→ Excerpt to read:
## START

The families don’t know her, but she knows their lost sons and daughters.
And she spends a lot of time in Arlington, Virginia, making sure they aren’t forgotten.
By JOHN BARRY
Published February 18, 2007
Courtesy of John Barry and the St. Petersburg (Florida) Times
ARLINGTON, Virginia – The widows and children had bundled themselves in parkas and snowsuits. They looked very young, standing in a frozen field of white headstones at Arlington National Cemetery.
It was 18 degrees, and the wind was blowing at a raw 20 mph. Each one clutched a screwdriver to punch holes in the icy ground. Holly darted among them with boxes of silk roses, her head bobbing above theirs.
She is a 6-foot-2 blond with the lanky physique of a model, except layered in sweatshirts. “Amazon infidel,” she calls herself.
She is out among the headstones every week and knows the stories behind every one. The widows and the kids took the roses and scattered among the headstones of Section 60. It’s the section set aside for men and women killed in action in Iraq and Afghanistan. About 300 are laid to rest there.

## END

→ Actions to take:
#1 Return the passage of the Arlington text between "The families don’t" and "they aren’t forgotten.", inclusive.
#2 Retype the records between the lines holding "product-image[interactable] [594, 611, 769, 833]" and "favorite-heart-icon[interactable] [546, 1609, 562, 1625]", inclusive.
The records have no connection to the text about the woman who tends graves in Section 60 at Arlington.

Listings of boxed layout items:

## START

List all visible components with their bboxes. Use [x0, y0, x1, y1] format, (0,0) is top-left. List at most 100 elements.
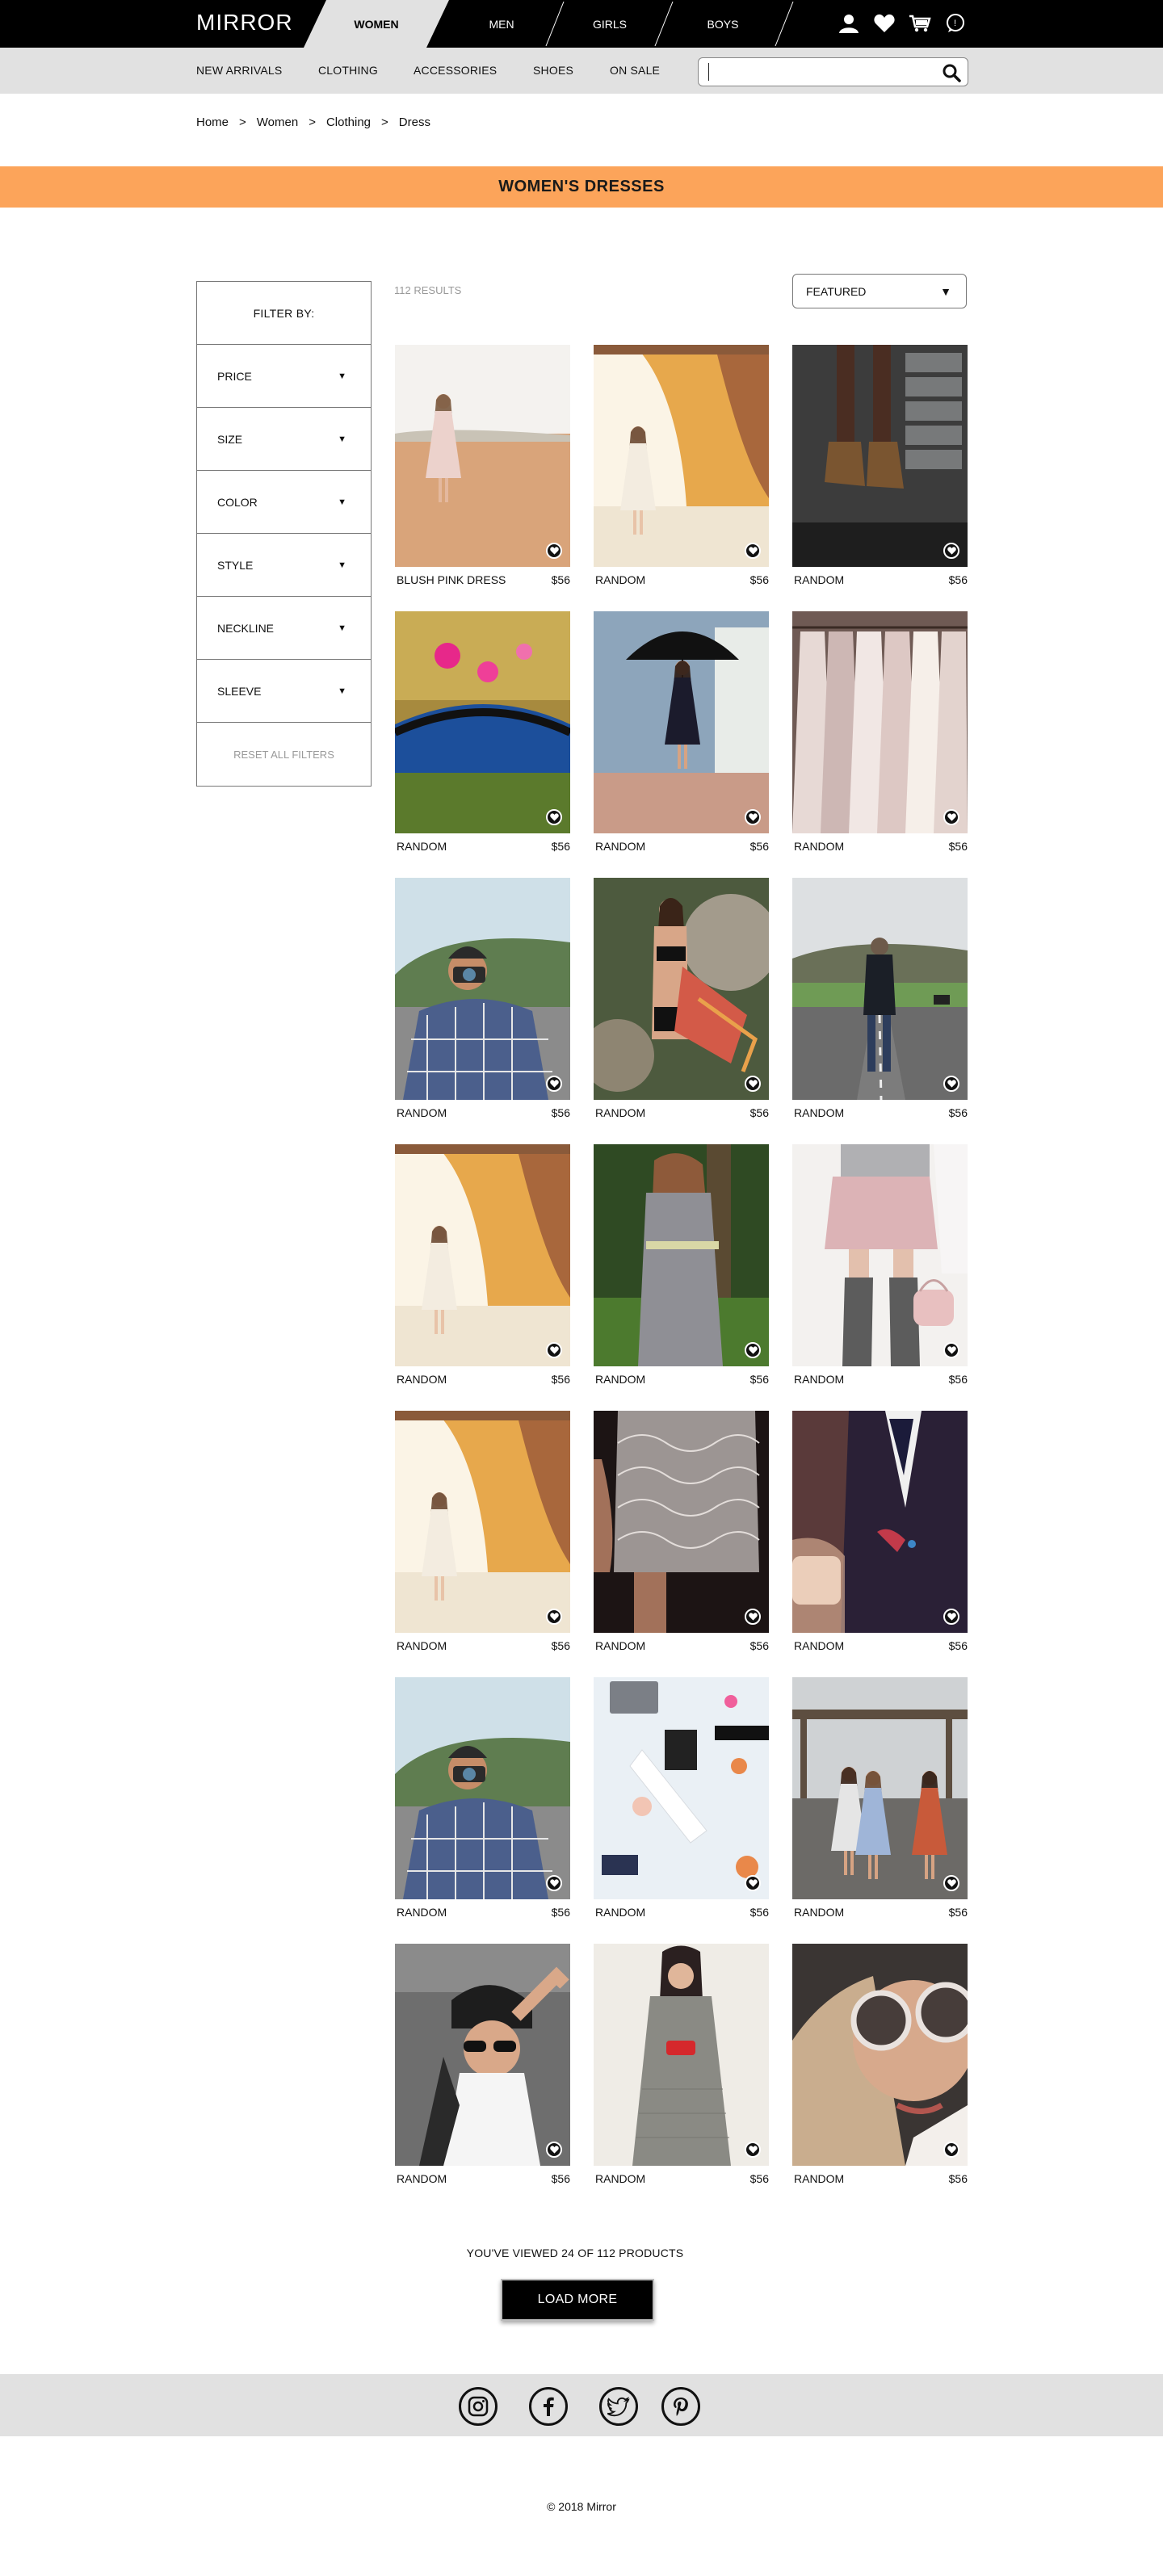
product-image[interactable] [594, 611, 769, 833]
product-card[interactable]: RANDOM $56 [395, 1677, 570, 1919]
product-name[interactable]: RANDOM [595, 840, 645, 853]
product-image[interactable] [792, 1144, 968, 1366]
product-name[interactable]: RANDOM [595, 2172, 645, 2185]
favorite-heart-icon[interactable] [943, 2142, 959, 2158]
category-on-sale[interactable]: ON SALE [610, 64, 660, 77]
product-image[interactable] [395, 1677, 570, 1899]
favorite-heart-icon[interactable] [745, 809, 761, 825]
reset-filters-button[interactable]: RESET ALL FILTERS [197, 723, 371, 786]
favorite-heart-icon[interactable] [745, 2142, 761, 2158]
facebook-icon[interactable] [529, 2387, 568, 2426]
filter-price[interactable]: PRICE ▼ [197, 345, 371, 408]
favorite-heart-icon[interactable] [546, 1342, 562, 1358]
product-name[interactable]: RANDOM [595, 1639, 645, 1652]
product-image[interactable] [792, 345, 968, 567]
favorite-heart-icon[interactable] [546, 1609, 562, 1625]
product-image[interactable] [594, 1944, 769, 2166]
favorite-heart-icon[interactable] [943, 1342, 959, 1358]
favorite-heart-icon[interactable] [745, 543, 761, 559]
product-name[interactable]: RANDOM [595, 1106, 645, 1119]
product-image[interactable] [792, 878, 968, 1100]
product-image[interactable] [395, 878, 570, 1100]
favorite-heart-icon[interactable] [745, 1076, 761, 1092]
product-card[interactable]: RANDOM $56 [594, 1677, 769, 1919]
favorite-heart-icon[interactable] [943, 809, 959, 825]
product-name[interactable]: RANDOM [794, 1906, 844, 1919]
tab-men[interactable]: MEN [449, 0, 554, 48]
category-new-arrivals[interactable]: NEW ARRIVALS [196, 64, 282, 77]
product-image[interactable] [792, 611, 968, 833]
product-image[interactable] [594, 878, 769, 1100]
product-image[interactable] [594, 1411, 769, 1633]
product-card[interactable]: RANDOM $56 [594, 878, 769, 1119]
product-image[interactable] [395, 1944, 570, 2166]
product-card[interactable]: RANDOM $56 [395, 878, 570, 1119]
product-name[interactable]: RANDOM [397, 1639, 447, 1652]
favorite-heart-icon[interactable] [546, 2142, 562, 2158]
product-card[interactable]: RANDOM $56 [792, 611, 968, 853]
product-card[interactable]: RANDOM $56 [594, 1411, 769, 1652]
product-card[interactable]: RANDOM $56 [594, 1944, 769, 2185]
favorite-heart-icon[interactable] [546, 809, 562, 825]
product-name[interactable]: RANDOM [397, 1373, 447, 1386]
product-name[interactable]: RANDOM [595, 1906, 645, 1919]
load-more-button[interactable]: LOAD MORE [501, 2279, 654, 2321]
breadcrumb-dress[interactable]: Dress [399, 115, 430, 129]
product-card[interactable]: RANDOM $56 [792, 1944, 968, 2185]
product-image[interactable] [395, 611, 570, 833]
favorite-heart-icon[interactable] [943, 1875, 959, 1891]
favorite-heart-icon[interactable] [546, 1076, 562, 1092]
product-image[interactable] [395, 1144, 570, 1366]
product-image[interactable] [792, 1944, 968, 2166]
product-card[interactable]: RANDOM $56 [395, 611, 570, 853]
search-input[interactable] [708, 63, 926, 81]
filter-neckline[interactable]: NECKLINE ▼ [197, 597, 371, 660]
favorite-heart-icon[interactable] [546, 543, 562, 559]
product-image[interactable] [395, 345, 570, 567]
product-card[interactable]: RANDOM $56 [594, 611, 769, 853]
product-name[interactable]: RANDOM [397, 840, 447, 853]
product-card[interactable]: RANDOM $56 [395, 1144, 570, 1386]
product-name[interactable]: RANDOM [397, 1106, 447, 1119]
product-card[interactable]: RANDOM $56 [395, 1944, 570, 2185]
favorite-heart-icon[interactable] [943, 1609, 959, 1625]
search-icon[interactable] [942, 63, 961, 82]
product-name[interactable]: RANDOM [794, 1639, 844, 1652]
filter-style[interactable]: STYLE ▼ [197, 534, 371, 597]
product-image[interactable] [594, 1144, 769, 1366]
product-card[interactable]: RANDOM $56 [792, 1411, 968, 1652]
filter-size[interactable]: SIZE ▼ [197, 408, 371, 471]
product-card[interactable]: BLUSH PINK DRESS $56 [395, 345, 570, 586]
tab-women[interactable]: WOMEN [304, 0, 449, 48]
product-name[interactable]: RANDOM [794, 573, 844, 586]
filter-sleeve[interactable]: SLEEVE ▼ [197, 660, 371, 723]
product-card[interactable]: RANDOM $56 [792, 878, 968, 1119]
product-card[interactable]: RANDOM $56 [792, 1677, 968, 1919]
breadcrumb-clothing[interactable]: Clothing [326, 115, 371, 129]
product-name[interactable]: RANDOM [595, 1373, 645, 1386]
favorite-heart-icon[interactable] [745, 1342, 761, 1358]
category-shoes[interactable]: SHOES [533, 64, 573, 77]
product-name[interactable]: RANDOM [794, 840, 844, 853]
breadcrumb-home[interactable]: Home [196, 115, 229, 129]
product-card[interactable]: RANDOM $56 [395, 1411, 570, 1652]
product-name[interactable]: BLUSH PINK DRESS [397, 573, 506, 586]
product-name[interactable]: RANDOM [794, 1373, 844, 1386]
pinterest-icon[interactable] [661, 2387, 700, 2426]
product-image[interactable] [395, 1411, 570, 1633]
favorite-heart-icon[interactable] [745, 1875, 761, 1891]
cart-icon[interactable] [908, 11, 932, 36]
product-image[interactable] [792, 1411, 968, 1633]
product-card[interactable]: RANDOM $56 [792, 1144, 968, 1386]
favorite-heart-icon[interactable] [943, 543, 959, 559]
favorite-heart-icon[interactable] [943, 1076, 959, 1092]
product-name[interactable]: RANDOM [794, 2172, 844, 2185]
product-card[interactable]: RANDOM $56 [594, 345, 769, 586]
product-name[interactable]: RANDOM [397, 2172, 447, 2185]
chat-icon[interactable]: ! [943, 11, 968, 36]
twitter-icon[interactable] [599, 2387, 638, 2426]
favorite-heart-icon[interactable] [745, 1609, 761, 1625]
breadcrumb-women[interactable]: Women [257, 115, 298, 129]
brand-logo[interactable]: MIRROR [196, 10, 293, 36]
product-image[interactable] [594, 1677, 769, 1899]
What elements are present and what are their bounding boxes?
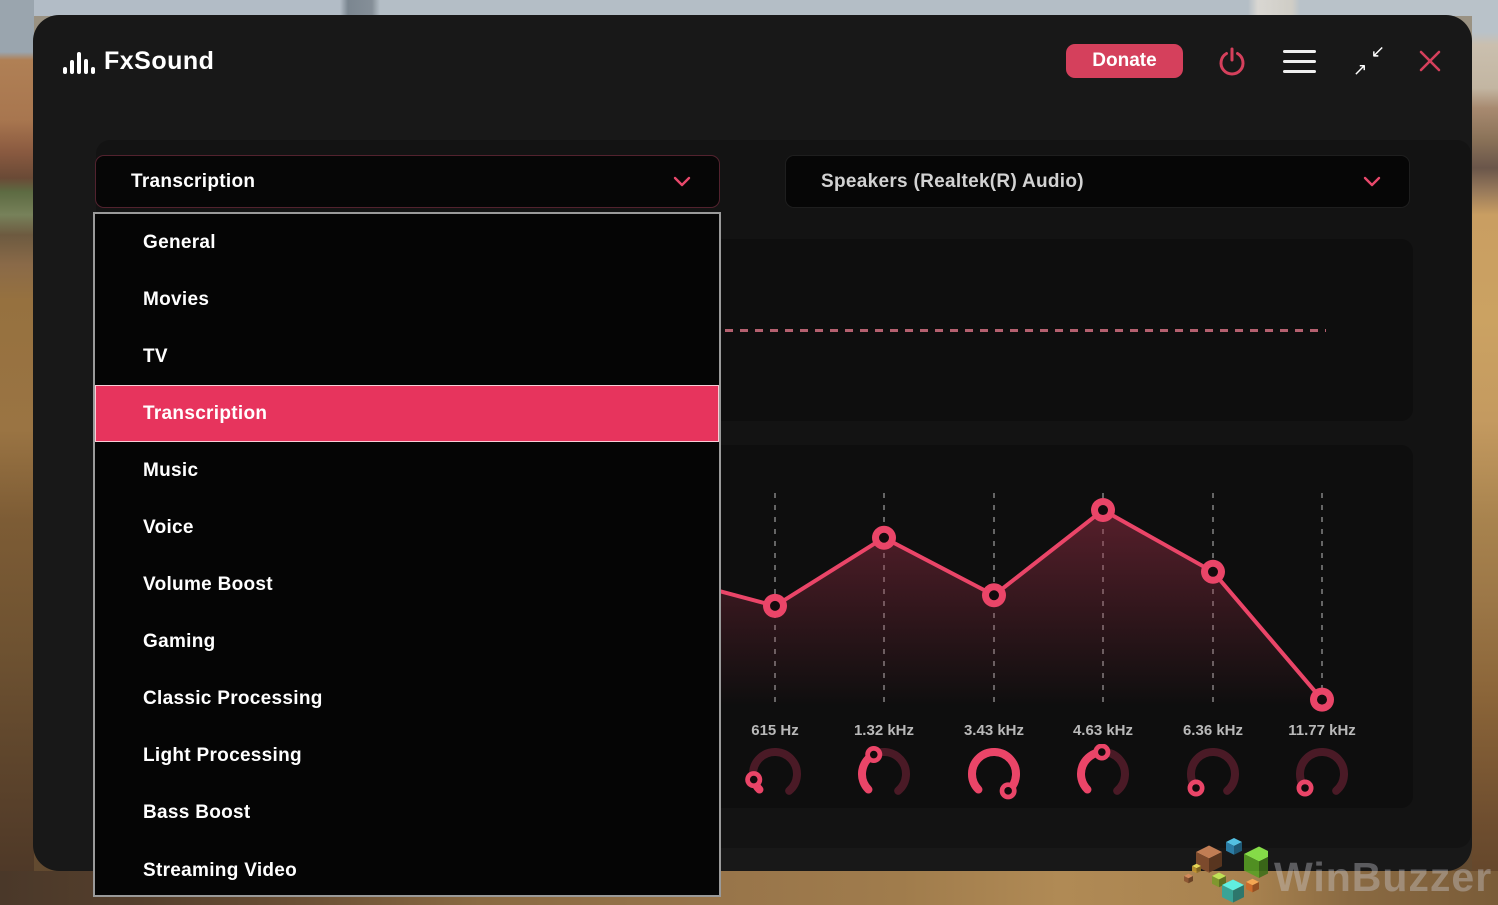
titlebar: FxSound Donate ↙ ↗ <box>33 15 1472 110</box>
freq-label-615-hz: 615 Hz <box>751 722 799 739</box>
menu-item-music[interactable]: Music <box>95 442 719 499</box>
menu-item-bass-boost[interactable]: Bass Boost <box>95 785 719 842</box>
freq-label-3.43-khz: 3.43 kHz <box>963 722 1025 739</box>
fxsound-bars-icon <box>63 50 95 74</box>
menu-item-voice[interactable]: Voice <box>95 499 719 556</box>
hamburger-menu-icon[interactable] <box>1281 43 1317 79</box>
chevron-down-icon <box>1363 176 1381 187</box>
menu-item-general[interactable]: General <box>95 214 719 271</box>
output-device-select[interactable]: Speakers (Realtek(R) Audio) <box>785 155 1410 208</box>
menu-item-tv[interactable]: TV <box>95 328 719 385</box>
output-device-value: Speakers (Realtek(R) Audio) <box>821 170 1084 192</box>
menu-item-streaming-video[interactable]: Streaming Video <box>95 842 719 899</box>
arrow-up-right-icon: ↗ <box>1353 60 1368 79</box>
donate-button[interactable]: Donate <box>1066 44 1183 78</box>
eq-node-3.43-khz[interactable] <box>982 583 1006 608</box>
wallpaper-left <box>0 0 34 905</box>
preset-select-value: Transcription <box>131 170 256 192</box>
eq-node-6.36-khz[interactable] <box>1201 559 1225 584</box>
menu-item-gaming[interactable]: Gaming <box>95 614 719 671</box>
gain-knob-6.36-khz[interactable] <box>1183 744 1243 804</box>
freq-label-6.36-khz: 6.36 kHz <box>1182 722 1244 739</box>
eq-node-1.32-khz[interactable] <box>872 525 896 550</box>
app-title: FxSound <box>104 47 215 75</box>
menu-item-volume-boost[interactable]: Volume Boost <box>95 557 719 614</box>
freq-label-1.32-khz: 1.32 kHz <box>853 722 915 739</box>
eq-node-11.77-khz[interactable] <box>1310 687 1334 712</box>
wallpaper-right <box>1472 0 1498 905</box>
minimize-window-icon[interactable]: ↙ ↗ <box>1350 43 1386 79</box>
freq-label-4.63-khz: 4.63 kHz <box>1072 722 1134 739</box>
preset-select[interactable]: Transcription <box>95 155 720 208</box>
eq-node-615-hz[interactable] <box>763 593 787 618</box>
close-icon[interactable] <box>1412 43 1448 79</box>
desktop: FxSound Donate ↙ ↗ Transcription Speaker… <box>0 0 1498 905</box>
eq-curve-area-fill <box>655 510 1322 706</box>
freq-label-11.77-khz: 11.77 kHz <box>1288 722 1356 739</box>
gain-knob-1.32-khz[interactable] <box>854 744 914 804</box>
arrow-down-left-icon: ↙ <box>1370 42 1385 61</box>
chevron-down-icon <box>673 176 691 187</box>
eq-node-4.63-khz[interactable] <box>1091 498 1115 523</box>
wallpaper-top <box>0 0 1498 16</box>
menu-item-light-processing[interactable]: Light Processing <box>95 728 719 785</box>
gain-knob-615-hz[interactable] <box>745 744 805 804</box>
menu-item-classic-processing[interactable]: Classic Processing <box>95 671 719 728</box>
gain-knob-4.63-khz[interactable] <box>1073 743 1133 804</box>
gain-knob-3.43-khz[interactable] <box>964 744 1024 804</box>
preset-dropdown-menu: General Movies TV Transcription Music Voice Vo… <box>93 212 721 897</box>
app-logo: FxSound <box>63 47 214 76</box>
power-icon[interactable] <box>1214 43 1250 79</box>
menu-item-transcription[interactable]: Transcription <box>95 385 719 443</box>
menu-item-movies[interactable]: Movies <box>95 271 719 328</box>
gain-knob-11.77-khz[interactable] <box>1292 744 1352 804</box>
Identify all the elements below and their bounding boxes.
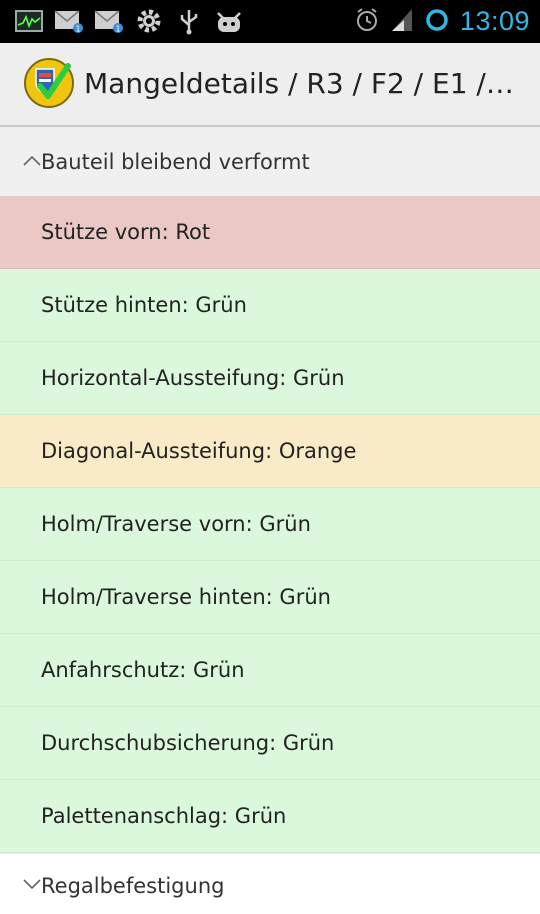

## END

→ Results of the exercise:
#1
The families don’t know her, but she knows their lost sons and daughters.
And she spends a lot of time in Arlington, Virginia, making sure they aren’t forgotten.

#2
product-image[interactable] [594, 611, 769, 833]
product-card[interactable]: RANDOM $56 [395, 1677, 570, 1919]
product-name[interactable]: RANDOM [595, 840, 645, 853]
product-image[interactable] [792, 1144, 968, 1366]
product-name[interactable]: RANDOM [595, 2172, 645, 2185]
favorite-heart-icon[interactable] [943, 2142, 959, 2158]
category-on-sale[interactable]: ON SALE [610, 64, 660, 77]
product-image[interactable] [395, 1677, 570, 1899]
favorite-heart-icon[interactable] [745, 809, 761, 825]
reset-filters-button[interactable]: RESET ALL FILTERS [197, 723, 371, 786]
favorite-heart-icon[interactable] [745, 2142, 761, 2158]
facebook-icon[interactable] [529, 2387, 568, 2426]
filter-price[interactable]: PRICE ▼ [197, 345, 371, 408]
favorite-heart-icon[interactable] [546, 1342, 562, 1358]
product-name[interactable]: RANDOM [595, 1639, 645, 1652]
product-image[interactable] [792, 345, 968, 567]
favorite-heart-icon[interactable] [546, 1609, 562, 1625]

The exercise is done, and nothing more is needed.